▸ **WHAT YOU HAVE TO DO**: Answer with one number only: the number of lines that contain "개찰일시".

Extracted data entries
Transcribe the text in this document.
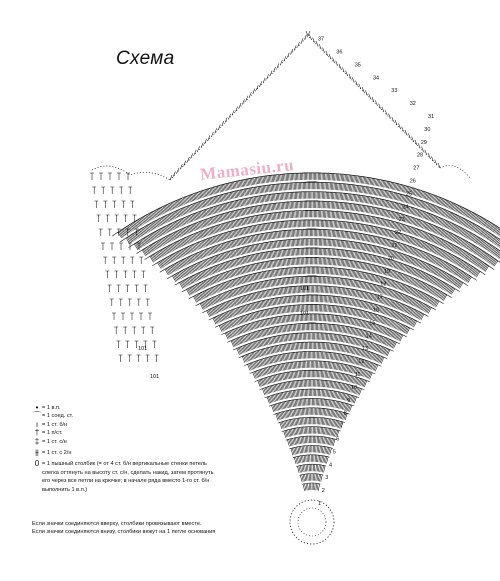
37
36
35
34
33
32
31
30
29
28
27
26
25
24
23
22
21
20
19
18
17
16
15
14
13
12
11
10
9
8
7
6
5
4
3
2
1
101
101
101
101
Схема
Mamasiu.ru
• = 1 в.п.
⌒ = 1 соед. ст.
ı = 1 ст. б/н
† = 1 п/ст.
‡ = 1 ст. с/н
⫵ = 1 ст. с 2/н
0 = 1 пышный столбик (= от 4 ст. б/н вертикальные стенки петель слегка оттянуть на высоту ст. с/н, сделать накид, затем протянуть его через все петли на крючке; в начале ряда вместо 1-го ст. б/н выполнить 1 в.п.)
Если значки соединяются вверху, столбики провязывают вместе.
Если значки соединяются внизу, столбики вяжут на 1 петле основания
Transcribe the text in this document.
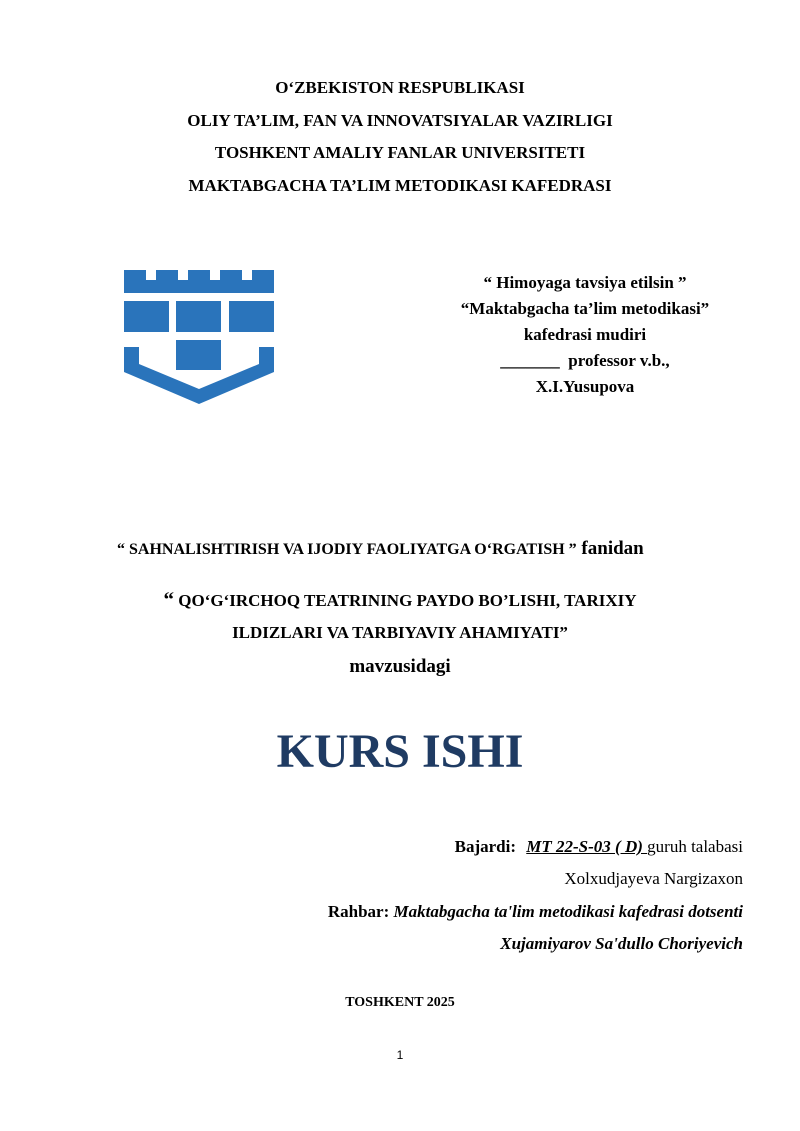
O‘ZBEKISTON RESPUBLIKASI
OLIY TA’LIM, FAN VA INNOVATSIYALAR VAZIRLIGI
TOSHKENT AMALIY FANLAR UNIVERSITETI
MAKTABGACHA TA’LIM METODIKASI KAFEDRASI
“ Himoyaga tavsiya etilsin ”
“Maktabgacha ta’lim metodikasi”
kafedrasi mudiri
_______  professor v.b.,
X.I.Yusupova
“ SAHNALISHTIRISH VA IJODIY FAOLIYATGA O‘RGATISH ” fanidan
“ QO‘G‘IRCHOQ TEATRINING PAYDO BO’LISHI, TARIXIY
ILDIZLARI VA TARBIYAVIY AHAMIYATI”
mavzusidagi
KURS ISHI
Bajardi: MT 22-S-03 ( D) guruh talabasi
Xolxudjayeva Nargizaxon
Rahbar: Maktabgacha ta'lim metodikasi kafedrasi dotsenti
Xujamiyarov Sa'dullo Choriyevich
TOSHKENT 2025
1
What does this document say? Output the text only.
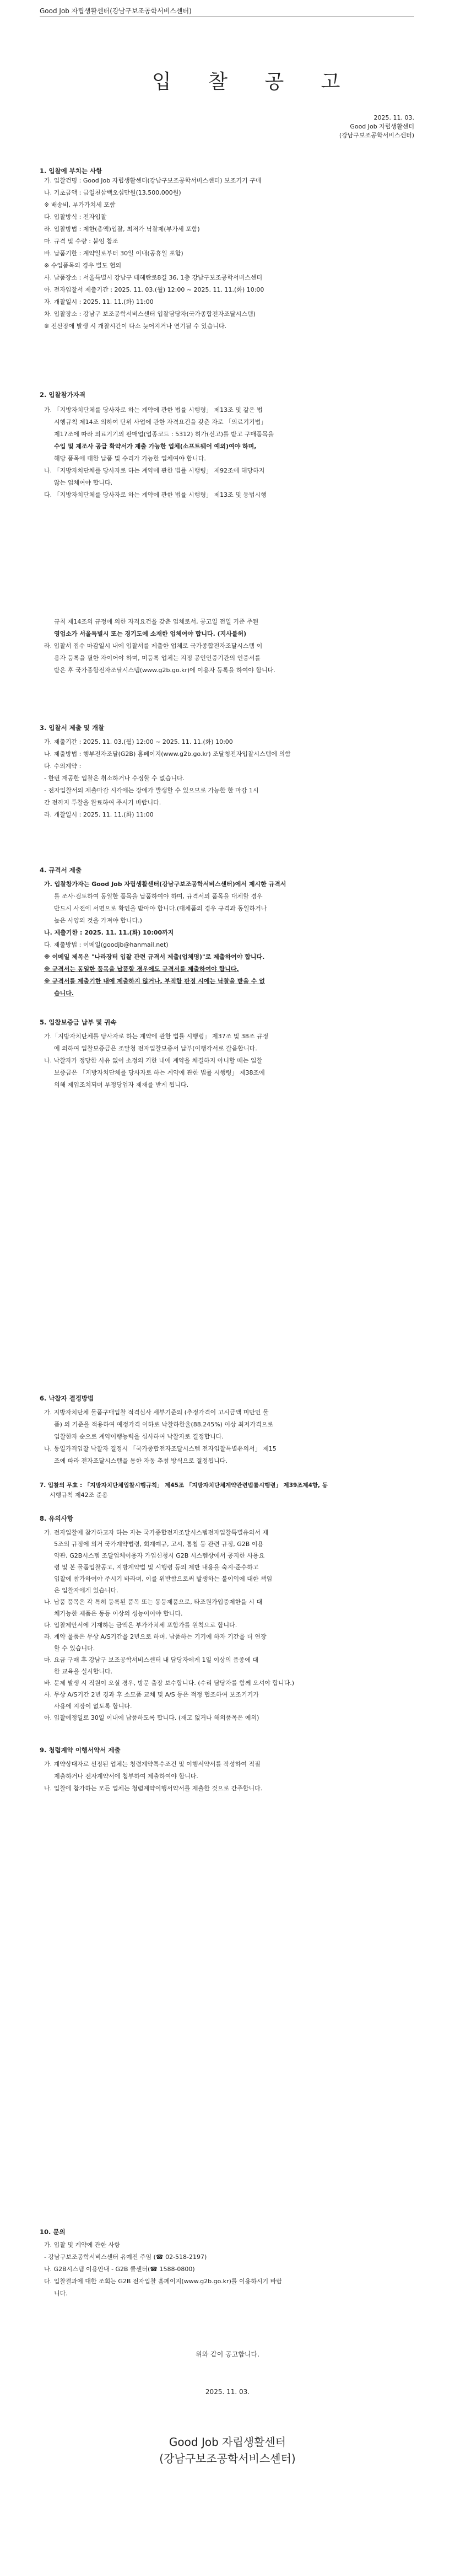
Good Job 자립생활센터(강남구보조공학서비스센터)
입 찰 공 고
2025. 11. 03.
Good Job 자립생활센터
(강남구보조공학서비스센터)
1. 입찰에 부치는 사항
가. 입찰건명 : Good Job 자립생활센터(강남구보조공학서비스센터) 보조기기 구매
나. 기초금액 : 금일천삼백오십만원(13,500,000원)
※ 배송비, 부가가치세 포함
다. 입찰방식 : 전자입찰
라. 입찰방법 : 제한(총액)입찰, 최저가 낙찰제(부가세 포함)
마. 규격 및 수량 : 붙임 참조
바. 납품기한 : 계약일로부터 30일 이내(공휴일 포함)
※ 수입품목의 경우 별도 협의
사. 납품장소 : 서울특별시 강남구 테헤란로8길 36, 1층 강남구보조공학서비스센터
아. 전자입찰서 제출기간 : 2025. 11. 03.(월) 12:00 ~ 2025. 11. 11.(화) 10:00
자. 개찰일시 : 2025. 11. 11.(화) 11:00
차. 입찰장소 : 강남구 보조공학서비스센터 입찰담당자(국가종합전자조달시스템)
※ 전산장애 발생 시 개찰시간이 다소 늦어지거나 연기될 수 있습니다.
2. 입찰참가자격
가. 「지방자치단체를 당사자로 하는 계약에 관한 법률 시행령」 제13조 및 같은 법
시행규칙 제14조 의하여 단위 사업에 관한 자격요건을 갖춘 자로 「의료기기법」
제17조에 따라 의료기기의 판매업(업종코드 : 5312) 허가(신고)를 받고 구매품목을
수입 및 제조사 공급 확약서가 제출 가능한 업체(소프트웨어 예외)여야 하며,
해당 품목에 대한 납품 및 수리가 가능한 업체여야 합니다.
나. 「지방자치단체를 당사자로 하는 계약에 관한 법률 시행령」 제92조에 해당하지
않는 업체여야 합니다.
다. 「지방자치단체를 당사자로 하는 계약에 관한 법률 시행령」 제13조 및 동법시행
규칙 제14조의 규정에 의한 자격요건을 갖춘 업체로서, 공고일 전일 기준 주된
영업소가 서울특별시 또는 경기도에 소재한 업체여야 합니다. (지사불허)
라. 입찰서 접수 마감일시 내에 입찰서를 제출한 업체로 국가종합전자조달시스템 이
용자 등록을 필한 자이어야 하며, 미등록 업체는 지정 공인인증기관의 인증서를
받은 후 국가종합전자조달시스템(www.g2b.go.kr)에 이용자 등록을 하여야 합니다.
3. 입찰서 제출 및 개찰
가. 제출기간 : 2025. 11. 03.(월) 12:00 ~ 2025. 11. 11.(화) 10:00
나. 제출방법 : 행부전자조달(G2B) 홈페이지(www.g2b.go.kr) 조달청전자입찰시스템에 의함
다. 수의계약 :
- 한번 재공한 입찰은 취소하거나 수정할 수 없습니다.
- 전자입찰서의 제출마감 시각에는 장애가 발생할 수 있으므로 가능한 한 마감 1시
간 전까지 투찰을 완료하여 주시기 바랍니다.
라. 개찰일시 : 2025. 11. 11.(화) 11:00
4. 규격서 제출
가. 입찰참가자는 Good Job 자립생활센터(강남구보조공학서비스센터)에서 제시한 규격서
를 조사·검토하여 동일한 품목을 납품하여야 하며, 규격서의 품목을 대체할 경우
반드시 사전에 서면으로 확인을 받아야 합니다.(대체품의 경우 규격과 동일하거나
높은 사양의 것을 가져야 합니다.)
나. 제출기한 : 2025. 11. 11.(화) 10:00까지
다. 제출방법 : 이메일(goodjb@hanmail.net)
※ 이메일 제목은 "나라장터 입찰 관련 규격서 제출(업체명)"로 제출하여야 합니다.
※ 규격서는 동일한 품목을 납품할 경우에도 규격서를 제출하여야 합니다.
※ 규격서를 제출기한 내에 제출하지 않거나, 부적합 판정 시에는 낙찰을 받을 수 없
습니다.
5. 입찰보증금 납부 및 귀속
가.「지방자치단체를 당사자로 하는 계약에 관한 법률 시행령」 제37조 및 38조 규정
에 의하여 입찰보증금은 조달청 전자입찰보증서 납부(이행각서로 갈음합니다.
나. 낙찰자가 정당한 사유 없이 소정의 기한 내에 계약을 체결하지 아니할 때는 입찰
보증금은 「지방자치단체를 당사자로 하는 계약에 관한 법률 시행령」 제38조에
의해 제입조치되며 부정당업자 제재를 받게 됩니다.
6. 낙찰자 결정방법
가. 지방자치단체 물품구매입찰 적격심사 세부기준의 (추정가격이 고시금액 미만인 물
품) 의 기준을 적용하여 예정가격 이하로 낙찰하한율(88.245%) 이상 최저가격으로
입찰한자 순으로 계약이행능력을 심사하여 낙찰자로 결정합니다.
나. 동일가격입찰 낙찰자 결정시 「국가종합전자조달시스템 전자입찰특별유의서」 제15
조에 따라 전자조달시스템을 통한 자동 추첨 방식으로 결정됩니다.
7. 입찰의 무효 : 「지방자치단체입찰시행규칙」 제45조 「지방자치단체계약관련법률시행령」 제39조제4항, 동
시행규칙 제42조 준용
8. 유의사항
가. 전자입찰에 참가하고자 하는 자는 국가종합전자조달시스템전자입찰특별유의서 제
5조의 규정에 의거 국가계약법령, 회계예규, 고시, 통첩 등 관련 규정, G2B 이용
약관, G2B시스템 조달업체이용자 가입신청시 G2B 시스템상에서 공지한 사용요
령 및 본 물품입찰공고, 지방계약법 및 시행령 등의 제반 내용을 숙지·준수하고
입찰에 참가하여야 주시기 바라며, 이를 위반함으로써 발생하는 불이익에 대한 책임
은 입찰자에게 있습니다.
나. 납품 품목은 각 특허 등록된 품목 또는 동등제품으로, 타조원가입증제한을 시 대
체가능한 제품은 동등 이상의 성능이어야 합니다.
다. 입찰제안서에 기재하는 금액은 부가가치세 포함가를 원칙으로 합니다.
라. 계약 물품은 무상 A/S기간을 2년으로 하며, 납품하는 기기에 하자 기간을 더 연장
할 수 있습니다.
마. 요금 구매 후 강남구 보조공학서비스센터 내 담당자에게 1일 이상의 품종에 대
한 교육을 실시합니다.
바. 문제 발생 시 직원이 오실 경우, 방문 출장 보수합니다. (수리 담당자를 함께 오셔야 합니다.)
사. 무상 A/S기간 2년 경과 후 소모품 교체 및 A/S 등은 적정 협조하여 보조기기가
사용에 지장이 없도록 합니다.
아. 입찰예정일로 30일 이내에 납품하도록 합니다. (재고 없거나 해외품목은 예외)
9. 청렴계약 이행서약서 제출
가. 계약상대자로 선정된 업체는 청렴계약특수조건 및 이행서약서를 작성하여 적절
제출하거나 전자계약서에 첨부하여 제출하여야 합니다.
나. 입찰에 참가하는 모든 업체는 청렴계약이행서약서를 제출한 것으로 간주합니다.
10. 문의
가. 입찰 및 계약에 관한 사항
- 강남구보조공학서비스센터 유예진 주임 (☎ 02-518-2197)
나. G2B시스템 이용안내 - G2B 콜센터(☎ 1588-0800)
다. 입찰결과에 대한 조회는 G2B 전자입찰 홈페이지(www.g2b.go.kr)를 이용하시기 바랍
니다.
위와 같이 공고합니다.
2025. 11. 03.
Good Job 자립생활센터
(강남구보조공학서비스센터)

▸ **RESPONSE TO THE TASK**: 2